— DIRECTIVE —
Copy each line of the data below with the word "name".

########################################

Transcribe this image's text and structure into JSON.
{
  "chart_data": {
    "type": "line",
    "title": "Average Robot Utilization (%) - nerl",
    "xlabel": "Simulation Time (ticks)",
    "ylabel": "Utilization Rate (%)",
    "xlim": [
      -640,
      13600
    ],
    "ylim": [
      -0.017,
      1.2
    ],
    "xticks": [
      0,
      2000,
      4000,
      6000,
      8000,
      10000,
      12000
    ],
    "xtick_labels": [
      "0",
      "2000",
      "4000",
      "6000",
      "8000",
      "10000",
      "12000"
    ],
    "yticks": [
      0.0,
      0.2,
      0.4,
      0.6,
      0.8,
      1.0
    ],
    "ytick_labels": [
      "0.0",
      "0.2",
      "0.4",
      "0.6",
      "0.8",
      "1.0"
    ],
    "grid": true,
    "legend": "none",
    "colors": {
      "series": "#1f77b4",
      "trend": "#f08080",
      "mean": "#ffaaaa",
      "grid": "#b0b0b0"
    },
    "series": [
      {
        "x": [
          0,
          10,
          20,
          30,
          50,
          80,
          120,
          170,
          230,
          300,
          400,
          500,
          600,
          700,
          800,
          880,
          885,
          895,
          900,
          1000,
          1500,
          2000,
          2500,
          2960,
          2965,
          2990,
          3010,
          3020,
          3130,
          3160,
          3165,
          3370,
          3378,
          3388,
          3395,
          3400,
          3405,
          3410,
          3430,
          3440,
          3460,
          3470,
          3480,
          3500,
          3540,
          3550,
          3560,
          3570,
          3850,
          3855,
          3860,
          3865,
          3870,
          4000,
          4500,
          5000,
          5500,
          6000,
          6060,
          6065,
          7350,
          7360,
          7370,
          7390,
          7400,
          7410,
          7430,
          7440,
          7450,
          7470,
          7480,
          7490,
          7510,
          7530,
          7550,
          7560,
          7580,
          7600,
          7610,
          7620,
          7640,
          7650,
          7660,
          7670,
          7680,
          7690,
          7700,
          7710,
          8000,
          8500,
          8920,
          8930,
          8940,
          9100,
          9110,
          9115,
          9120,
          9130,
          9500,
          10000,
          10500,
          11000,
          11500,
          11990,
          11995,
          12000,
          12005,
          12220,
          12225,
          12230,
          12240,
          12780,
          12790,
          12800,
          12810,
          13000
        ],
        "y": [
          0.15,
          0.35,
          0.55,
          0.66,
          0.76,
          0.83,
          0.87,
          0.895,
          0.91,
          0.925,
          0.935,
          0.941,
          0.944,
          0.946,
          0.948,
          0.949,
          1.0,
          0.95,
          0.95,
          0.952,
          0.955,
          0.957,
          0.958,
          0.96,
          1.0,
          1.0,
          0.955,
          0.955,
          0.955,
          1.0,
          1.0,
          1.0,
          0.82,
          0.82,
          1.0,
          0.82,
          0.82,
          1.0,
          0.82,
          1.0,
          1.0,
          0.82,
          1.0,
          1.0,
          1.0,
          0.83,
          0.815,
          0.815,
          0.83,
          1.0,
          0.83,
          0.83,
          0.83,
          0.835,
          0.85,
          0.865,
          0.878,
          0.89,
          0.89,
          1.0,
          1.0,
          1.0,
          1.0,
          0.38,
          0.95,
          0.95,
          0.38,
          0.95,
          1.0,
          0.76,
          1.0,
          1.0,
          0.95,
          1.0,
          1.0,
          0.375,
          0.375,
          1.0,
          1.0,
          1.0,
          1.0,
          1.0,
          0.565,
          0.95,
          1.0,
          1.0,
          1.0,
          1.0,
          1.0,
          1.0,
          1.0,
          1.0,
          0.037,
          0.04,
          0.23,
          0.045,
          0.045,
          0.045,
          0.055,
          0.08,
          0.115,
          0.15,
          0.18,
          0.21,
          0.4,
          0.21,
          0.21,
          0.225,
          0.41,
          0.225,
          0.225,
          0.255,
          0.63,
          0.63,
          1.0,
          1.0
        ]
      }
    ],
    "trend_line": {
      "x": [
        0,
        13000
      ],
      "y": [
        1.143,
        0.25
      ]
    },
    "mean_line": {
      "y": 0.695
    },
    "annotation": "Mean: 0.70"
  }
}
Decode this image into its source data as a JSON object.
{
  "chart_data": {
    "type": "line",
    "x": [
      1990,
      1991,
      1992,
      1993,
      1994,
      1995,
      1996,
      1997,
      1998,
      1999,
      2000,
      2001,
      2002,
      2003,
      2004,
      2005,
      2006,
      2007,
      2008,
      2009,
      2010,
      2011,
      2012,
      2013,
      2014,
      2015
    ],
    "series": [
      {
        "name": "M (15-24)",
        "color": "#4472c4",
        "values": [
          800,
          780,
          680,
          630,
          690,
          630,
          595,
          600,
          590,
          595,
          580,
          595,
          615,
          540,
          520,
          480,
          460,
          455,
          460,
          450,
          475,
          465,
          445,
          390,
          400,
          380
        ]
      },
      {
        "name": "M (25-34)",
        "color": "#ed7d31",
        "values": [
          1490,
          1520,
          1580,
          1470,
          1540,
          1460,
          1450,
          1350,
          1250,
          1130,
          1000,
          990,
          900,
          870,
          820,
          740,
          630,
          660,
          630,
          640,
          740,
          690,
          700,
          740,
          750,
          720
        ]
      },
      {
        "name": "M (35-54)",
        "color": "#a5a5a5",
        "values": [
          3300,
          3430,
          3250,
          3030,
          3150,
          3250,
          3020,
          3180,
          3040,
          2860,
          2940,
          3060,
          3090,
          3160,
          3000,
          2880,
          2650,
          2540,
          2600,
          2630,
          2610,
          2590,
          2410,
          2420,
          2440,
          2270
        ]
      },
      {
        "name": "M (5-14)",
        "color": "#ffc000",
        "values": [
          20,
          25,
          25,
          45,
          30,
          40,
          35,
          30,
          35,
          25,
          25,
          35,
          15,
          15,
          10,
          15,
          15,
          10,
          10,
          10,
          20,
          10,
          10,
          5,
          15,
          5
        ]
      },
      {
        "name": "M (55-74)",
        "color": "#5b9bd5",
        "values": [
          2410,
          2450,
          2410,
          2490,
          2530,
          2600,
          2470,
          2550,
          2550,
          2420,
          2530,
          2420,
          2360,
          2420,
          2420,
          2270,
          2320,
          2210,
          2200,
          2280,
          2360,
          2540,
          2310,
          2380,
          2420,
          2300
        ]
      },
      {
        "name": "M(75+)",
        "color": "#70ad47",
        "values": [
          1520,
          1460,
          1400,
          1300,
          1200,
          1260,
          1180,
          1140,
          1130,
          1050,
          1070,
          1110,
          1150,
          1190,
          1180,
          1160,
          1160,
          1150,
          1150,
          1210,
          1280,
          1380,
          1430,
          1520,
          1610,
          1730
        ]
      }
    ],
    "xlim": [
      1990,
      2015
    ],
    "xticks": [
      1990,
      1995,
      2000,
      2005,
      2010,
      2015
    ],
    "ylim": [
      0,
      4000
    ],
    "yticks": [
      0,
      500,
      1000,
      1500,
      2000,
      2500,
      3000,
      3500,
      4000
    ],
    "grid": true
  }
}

########################################

— RESPONSE BELOW —
        "name": "M (15-24)",
        "name": "M (25-34)",
        "name": "M (35-54)",
        "name": "M (5-14)",
        "name": "M (55-74)",
        "name": "M(75+)",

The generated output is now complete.